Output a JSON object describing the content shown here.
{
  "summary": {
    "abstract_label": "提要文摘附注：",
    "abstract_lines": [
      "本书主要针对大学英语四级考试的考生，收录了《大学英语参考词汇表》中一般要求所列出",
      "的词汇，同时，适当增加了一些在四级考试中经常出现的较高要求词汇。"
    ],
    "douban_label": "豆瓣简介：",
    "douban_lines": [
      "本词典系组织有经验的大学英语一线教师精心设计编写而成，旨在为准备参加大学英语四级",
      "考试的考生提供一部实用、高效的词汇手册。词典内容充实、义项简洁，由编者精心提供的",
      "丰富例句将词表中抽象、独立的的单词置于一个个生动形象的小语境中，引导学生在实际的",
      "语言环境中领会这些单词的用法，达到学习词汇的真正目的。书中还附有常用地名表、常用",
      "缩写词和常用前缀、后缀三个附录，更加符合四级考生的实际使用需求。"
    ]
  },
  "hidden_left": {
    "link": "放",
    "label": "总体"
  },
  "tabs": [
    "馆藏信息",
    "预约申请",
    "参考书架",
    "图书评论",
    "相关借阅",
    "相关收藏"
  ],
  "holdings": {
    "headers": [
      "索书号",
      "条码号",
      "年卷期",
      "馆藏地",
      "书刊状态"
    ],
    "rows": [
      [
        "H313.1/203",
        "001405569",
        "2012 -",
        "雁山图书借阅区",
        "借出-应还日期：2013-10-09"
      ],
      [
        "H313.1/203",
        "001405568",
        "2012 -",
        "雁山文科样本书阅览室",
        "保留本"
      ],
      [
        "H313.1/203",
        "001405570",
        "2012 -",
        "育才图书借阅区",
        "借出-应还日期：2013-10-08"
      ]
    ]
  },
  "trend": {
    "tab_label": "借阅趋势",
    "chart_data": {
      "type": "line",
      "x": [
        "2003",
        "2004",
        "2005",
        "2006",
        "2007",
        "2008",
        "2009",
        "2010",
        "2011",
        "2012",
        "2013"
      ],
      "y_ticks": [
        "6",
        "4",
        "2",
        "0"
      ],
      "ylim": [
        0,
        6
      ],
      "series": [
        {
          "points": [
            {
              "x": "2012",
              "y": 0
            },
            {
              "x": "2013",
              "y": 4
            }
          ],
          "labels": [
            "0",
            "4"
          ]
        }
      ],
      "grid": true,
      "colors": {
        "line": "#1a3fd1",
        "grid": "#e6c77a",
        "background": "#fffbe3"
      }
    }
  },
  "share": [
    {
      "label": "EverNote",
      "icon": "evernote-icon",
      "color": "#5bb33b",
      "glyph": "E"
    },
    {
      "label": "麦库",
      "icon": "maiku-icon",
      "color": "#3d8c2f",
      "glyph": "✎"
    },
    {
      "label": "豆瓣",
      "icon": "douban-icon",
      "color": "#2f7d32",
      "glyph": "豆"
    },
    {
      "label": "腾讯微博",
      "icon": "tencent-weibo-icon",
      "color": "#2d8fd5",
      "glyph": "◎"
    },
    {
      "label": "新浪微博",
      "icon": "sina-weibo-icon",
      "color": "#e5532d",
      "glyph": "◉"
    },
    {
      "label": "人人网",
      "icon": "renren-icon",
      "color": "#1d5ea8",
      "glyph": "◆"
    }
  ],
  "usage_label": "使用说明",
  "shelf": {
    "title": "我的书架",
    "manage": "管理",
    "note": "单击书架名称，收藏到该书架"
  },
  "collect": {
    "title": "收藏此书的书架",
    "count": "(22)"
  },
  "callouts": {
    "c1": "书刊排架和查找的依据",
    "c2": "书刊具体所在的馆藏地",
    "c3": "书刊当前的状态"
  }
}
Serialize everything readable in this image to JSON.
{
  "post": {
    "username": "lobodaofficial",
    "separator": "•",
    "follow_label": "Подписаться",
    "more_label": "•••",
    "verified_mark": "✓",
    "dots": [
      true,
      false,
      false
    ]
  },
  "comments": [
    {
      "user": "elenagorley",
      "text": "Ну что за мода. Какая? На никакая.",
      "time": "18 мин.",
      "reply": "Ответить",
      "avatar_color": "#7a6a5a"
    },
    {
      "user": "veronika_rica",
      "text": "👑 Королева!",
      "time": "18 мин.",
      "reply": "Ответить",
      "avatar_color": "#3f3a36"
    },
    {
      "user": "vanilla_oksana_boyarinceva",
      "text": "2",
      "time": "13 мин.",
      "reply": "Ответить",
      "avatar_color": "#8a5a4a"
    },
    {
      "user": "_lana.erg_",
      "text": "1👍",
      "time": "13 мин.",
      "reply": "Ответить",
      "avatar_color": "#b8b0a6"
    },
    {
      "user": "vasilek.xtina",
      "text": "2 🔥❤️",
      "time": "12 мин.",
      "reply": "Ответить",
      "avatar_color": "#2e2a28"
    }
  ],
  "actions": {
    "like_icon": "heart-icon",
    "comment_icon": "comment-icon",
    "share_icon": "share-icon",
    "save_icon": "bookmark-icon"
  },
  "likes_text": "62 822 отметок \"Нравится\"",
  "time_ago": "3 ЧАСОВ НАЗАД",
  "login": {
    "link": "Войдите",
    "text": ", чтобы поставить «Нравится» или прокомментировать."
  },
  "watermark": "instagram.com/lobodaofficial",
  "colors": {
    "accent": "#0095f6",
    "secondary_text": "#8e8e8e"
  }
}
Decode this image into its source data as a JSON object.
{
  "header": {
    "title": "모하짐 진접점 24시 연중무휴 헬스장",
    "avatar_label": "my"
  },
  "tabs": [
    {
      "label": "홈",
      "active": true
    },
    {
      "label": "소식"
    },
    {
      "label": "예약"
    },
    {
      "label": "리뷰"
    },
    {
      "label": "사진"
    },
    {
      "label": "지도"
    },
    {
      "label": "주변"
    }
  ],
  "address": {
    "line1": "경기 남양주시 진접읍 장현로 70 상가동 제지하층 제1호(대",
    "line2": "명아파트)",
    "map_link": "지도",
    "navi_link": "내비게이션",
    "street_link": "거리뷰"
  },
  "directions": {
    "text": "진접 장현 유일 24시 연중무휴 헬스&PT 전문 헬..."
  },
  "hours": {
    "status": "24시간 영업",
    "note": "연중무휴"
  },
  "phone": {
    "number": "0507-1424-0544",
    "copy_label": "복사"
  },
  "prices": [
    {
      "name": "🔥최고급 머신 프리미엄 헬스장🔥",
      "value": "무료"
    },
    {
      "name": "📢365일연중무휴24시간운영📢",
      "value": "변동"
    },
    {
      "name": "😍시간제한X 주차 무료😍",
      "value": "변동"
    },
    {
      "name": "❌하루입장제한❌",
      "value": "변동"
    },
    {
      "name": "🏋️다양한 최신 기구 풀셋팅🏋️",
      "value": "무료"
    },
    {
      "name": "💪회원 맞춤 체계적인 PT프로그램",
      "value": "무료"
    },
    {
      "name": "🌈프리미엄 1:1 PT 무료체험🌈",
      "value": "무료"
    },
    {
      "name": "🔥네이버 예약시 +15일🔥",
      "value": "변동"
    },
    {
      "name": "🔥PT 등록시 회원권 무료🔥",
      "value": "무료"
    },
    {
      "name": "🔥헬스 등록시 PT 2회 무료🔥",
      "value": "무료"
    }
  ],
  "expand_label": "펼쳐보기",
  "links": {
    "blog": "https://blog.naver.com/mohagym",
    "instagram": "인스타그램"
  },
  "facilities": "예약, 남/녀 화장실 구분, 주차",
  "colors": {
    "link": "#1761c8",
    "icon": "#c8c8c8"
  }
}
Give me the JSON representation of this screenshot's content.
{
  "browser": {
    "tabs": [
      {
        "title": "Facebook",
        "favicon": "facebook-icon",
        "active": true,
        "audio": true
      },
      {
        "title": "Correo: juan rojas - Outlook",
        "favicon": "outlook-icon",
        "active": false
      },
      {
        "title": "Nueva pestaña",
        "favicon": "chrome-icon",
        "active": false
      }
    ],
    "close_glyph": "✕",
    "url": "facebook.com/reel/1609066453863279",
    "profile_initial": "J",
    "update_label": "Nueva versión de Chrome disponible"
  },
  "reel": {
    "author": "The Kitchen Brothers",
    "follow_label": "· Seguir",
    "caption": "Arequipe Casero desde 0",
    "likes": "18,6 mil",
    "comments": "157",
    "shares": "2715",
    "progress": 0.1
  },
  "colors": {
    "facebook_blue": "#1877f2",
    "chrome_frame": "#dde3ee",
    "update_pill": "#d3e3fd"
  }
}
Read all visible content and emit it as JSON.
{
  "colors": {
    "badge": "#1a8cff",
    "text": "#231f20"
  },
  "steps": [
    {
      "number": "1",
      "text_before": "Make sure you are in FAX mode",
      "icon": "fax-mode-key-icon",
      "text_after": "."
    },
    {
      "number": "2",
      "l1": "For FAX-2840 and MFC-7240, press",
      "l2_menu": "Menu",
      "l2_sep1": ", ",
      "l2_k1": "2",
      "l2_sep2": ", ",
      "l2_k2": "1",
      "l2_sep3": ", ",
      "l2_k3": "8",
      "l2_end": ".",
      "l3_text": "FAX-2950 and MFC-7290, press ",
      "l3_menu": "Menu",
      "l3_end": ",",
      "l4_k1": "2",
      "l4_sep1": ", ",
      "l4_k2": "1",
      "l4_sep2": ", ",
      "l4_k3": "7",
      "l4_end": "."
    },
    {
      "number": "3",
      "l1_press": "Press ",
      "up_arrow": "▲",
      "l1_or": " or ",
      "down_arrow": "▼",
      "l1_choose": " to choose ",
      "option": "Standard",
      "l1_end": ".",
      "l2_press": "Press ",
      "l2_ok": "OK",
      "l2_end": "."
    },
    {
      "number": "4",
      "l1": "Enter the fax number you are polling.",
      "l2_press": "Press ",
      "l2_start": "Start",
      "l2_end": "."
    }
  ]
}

+ + +

THE REQUEST:
For the string "weibo", count the lines of the entries above that include it; answer with the number only.

RESULT:
2